» Task goal: Write each line exactly as it stands, from the line containing "Transcribe the text in this document." through the end of the data.

Content starts

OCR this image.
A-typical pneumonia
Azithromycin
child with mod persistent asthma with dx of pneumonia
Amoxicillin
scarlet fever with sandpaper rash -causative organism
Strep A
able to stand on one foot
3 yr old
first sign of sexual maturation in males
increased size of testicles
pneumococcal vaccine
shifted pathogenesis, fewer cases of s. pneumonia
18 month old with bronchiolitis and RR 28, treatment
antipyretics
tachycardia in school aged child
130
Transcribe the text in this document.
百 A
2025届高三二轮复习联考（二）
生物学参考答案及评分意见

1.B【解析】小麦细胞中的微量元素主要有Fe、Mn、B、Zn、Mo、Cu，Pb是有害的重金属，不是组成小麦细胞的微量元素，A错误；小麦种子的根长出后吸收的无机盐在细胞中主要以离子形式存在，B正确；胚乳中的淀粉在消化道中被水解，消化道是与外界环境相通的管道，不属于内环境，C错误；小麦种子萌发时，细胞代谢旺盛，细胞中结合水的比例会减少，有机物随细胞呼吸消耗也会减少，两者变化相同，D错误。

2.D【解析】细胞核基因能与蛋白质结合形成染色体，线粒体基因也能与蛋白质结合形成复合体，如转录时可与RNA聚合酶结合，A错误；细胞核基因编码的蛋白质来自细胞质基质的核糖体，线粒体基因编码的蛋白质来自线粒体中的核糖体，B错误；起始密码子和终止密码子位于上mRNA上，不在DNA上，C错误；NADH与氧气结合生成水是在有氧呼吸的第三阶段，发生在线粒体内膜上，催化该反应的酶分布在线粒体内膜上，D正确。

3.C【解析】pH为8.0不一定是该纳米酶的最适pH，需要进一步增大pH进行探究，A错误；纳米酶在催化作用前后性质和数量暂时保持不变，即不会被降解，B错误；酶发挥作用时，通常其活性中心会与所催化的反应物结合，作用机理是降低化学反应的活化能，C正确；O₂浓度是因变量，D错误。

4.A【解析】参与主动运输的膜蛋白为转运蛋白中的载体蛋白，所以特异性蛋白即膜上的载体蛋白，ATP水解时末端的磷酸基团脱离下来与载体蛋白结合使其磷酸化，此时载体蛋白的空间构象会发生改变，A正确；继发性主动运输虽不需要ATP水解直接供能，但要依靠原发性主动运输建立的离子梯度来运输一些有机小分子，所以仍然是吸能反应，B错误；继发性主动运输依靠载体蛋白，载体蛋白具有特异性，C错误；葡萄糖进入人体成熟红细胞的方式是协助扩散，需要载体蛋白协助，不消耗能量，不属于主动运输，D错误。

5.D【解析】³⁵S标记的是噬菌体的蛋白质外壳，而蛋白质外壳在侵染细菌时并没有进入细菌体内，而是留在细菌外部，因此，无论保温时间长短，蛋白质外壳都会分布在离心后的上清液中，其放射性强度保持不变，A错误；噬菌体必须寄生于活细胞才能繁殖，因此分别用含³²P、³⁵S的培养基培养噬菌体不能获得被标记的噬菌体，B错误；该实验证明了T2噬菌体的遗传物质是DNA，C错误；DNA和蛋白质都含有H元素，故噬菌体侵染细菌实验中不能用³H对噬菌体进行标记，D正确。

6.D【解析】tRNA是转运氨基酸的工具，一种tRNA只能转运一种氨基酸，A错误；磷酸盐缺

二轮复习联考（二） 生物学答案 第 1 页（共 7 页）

Content ends

» Exercise response:
Transcribe the text in this document.
百 A
2025届高三二轮复习联考（二）
生物学参考答案及评分意见

1.B【解析】小麦细胞中的微量元素主要有Fe、Mn、B、Zn、Mo、Cu，Pb是有害的重金属，不是组成小麦细胞的微量元素，A错误；小麦种子的根长出后吸收的无机盐在细胞中主要以离子形式存在，B正确；胚乳中的淀粉在消化道中被水解，消化道是与外界环境相通的管道，不属于内环境，C错误；小麦种子萌发时，细胞代谢旺盛，细胞中结合水的比例会减少，有机物随细胞呼吸消耗也会减少，两者变化相同，D错误。

2.D【解析】细胞核基因能与蛋白质结合形成染色体，线粒体基因也能与蛋白质结合形成复合体，如转录时可与RNA聚合酶结合，A错误；细胞核基因编码的蛋白质来自细胞质基质的核糖体，线粒体基因编码的蛋白质来自线粒体中的核糖体，B错误；起始密码子和终止密码子位于上mRNA上，不在DNA上，C错误；NADH与氧气结合生成水是在有氧呼吸的第三阶段，发生在线粒体内膜上，催化该反应的酶分布在线粒体内膜上，D正确。

3.C【解析】pH为8.0不一定是该纳米酶的最适pH，需要进一步增大pH进行探究，A错误；纳米酶在催化作用前后性质和数量暂时保持不变，即不会被降解，B错误；酶发挥作用时，通常其活性中心会与所催化的反应物结合，作用机理是降低化学反应的活化能，C正确；O₂浓度是因变量，D错误。

4.A【解析】参与主动运输的膜蛋白为转运蛋白中的载体蛋白，所以特异性蛋白即膜上的载体蛋白，ATP水解时末端的磷酸基团脱离下来与载体蛋白结合使其磷酸化，此时载体蛋白的空间构象会发生改变，A正确；继发性主动运输虽不需要ATP水解直接供能，但要依靠原发性主动运输建立的离子梯度来运输一些有机小分子，所以仍然是吸能反应，B错误；继发性主动运输依靠载体蛋白，载体蛋白具有特异性，C错误；葡萄糖进入人体成熟红细胞的方式是协助扩散，需要载体蛋白协助，不消耗能量，不属于主动运输，D错误。

5.D【解析】³⁵S标记的是噬菌体的蛋白质外壳，而蛋白质外壳在侵染细菌时并没有进入细菌体内，而是留在细菌外部，因此，无论保温时间长短，蛋白质外壳都会分布在离心后的上清液中，其放射性强度保持不变，A错误；噬菌体必须寄生于活细胞才能繁殖，因此分别用含³²P、³⁵S的培养基培养噬菌体不能获得被标记的噬菌体，B错误；该实验证明了T2噬菌体的遗传物质是DNA，C错误；DNA和蛋白质都含有H元素，故噬菌体侵染细菌实验中不能用³H对噬菌体进行标记，D正确。

6.D【解析】tRNA是转运氨基酸的工具，一种tRNA只能转运一种氨基酸，A错误；磷酸盐缺

二轮复习联考（二） 生物学答案 第 1 页（共 7 页）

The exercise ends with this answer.